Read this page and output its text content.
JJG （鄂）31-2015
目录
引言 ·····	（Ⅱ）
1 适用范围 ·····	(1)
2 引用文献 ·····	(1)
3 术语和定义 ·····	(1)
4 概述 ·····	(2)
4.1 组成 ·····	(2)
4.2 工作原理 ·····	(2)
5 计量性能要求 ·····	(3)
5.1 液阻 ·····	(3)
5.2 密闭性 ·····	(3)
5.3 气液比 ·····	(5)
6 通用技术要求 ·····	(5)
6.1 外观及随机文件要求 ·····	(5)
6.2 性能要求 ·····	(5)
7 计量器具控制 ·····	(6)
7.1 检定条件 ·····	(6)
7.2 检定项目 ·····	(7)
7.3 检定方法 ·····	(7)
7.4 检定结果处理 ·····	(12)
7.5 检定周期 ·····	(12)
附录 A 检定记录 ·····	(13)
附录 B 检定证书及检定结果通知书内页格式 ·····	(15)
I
********
## SET PROBLEM
Set every line of the listing down word for word.

## COMPLETE ANSWER
Read this page and output its text content.
JJG （鄂）31-2015
目录
引言 ·····	（Ⅱ）
1 适用范围 ·····	(1)
2 引用文献 ·····	(1)
3 术语和定义 ·····	(1)
4 概述 ·····	(2)
4.1 组成 ·····	(2)
4.2 工作原理 ·····	(2)
5 计量性能要求 ·····	(3)
5.1 液阻 ·····	(3)
5.2 密闭性 ·····	(3)
5.3 气液比 ·····	(5)
6 通用技术要求 ·····	(5)
6.1 外观及随机文件要求 ·····	(5)
6.2 性能要求 ·····	(5)
7 计量器具控制 ·····	(6)
7.1 检定条件 ·····	(6)
7.2 检定项目 ·····	(7)
7.3 检定方法 ·····	(7)
7.4 检定结果处理 ·····	(12)
7.5 检定周期 ·····	(12)
附录 A 检定记录 ·····	(13)
附录 B 检定证书及检定结果通知书内页格式 ·····	(15)
I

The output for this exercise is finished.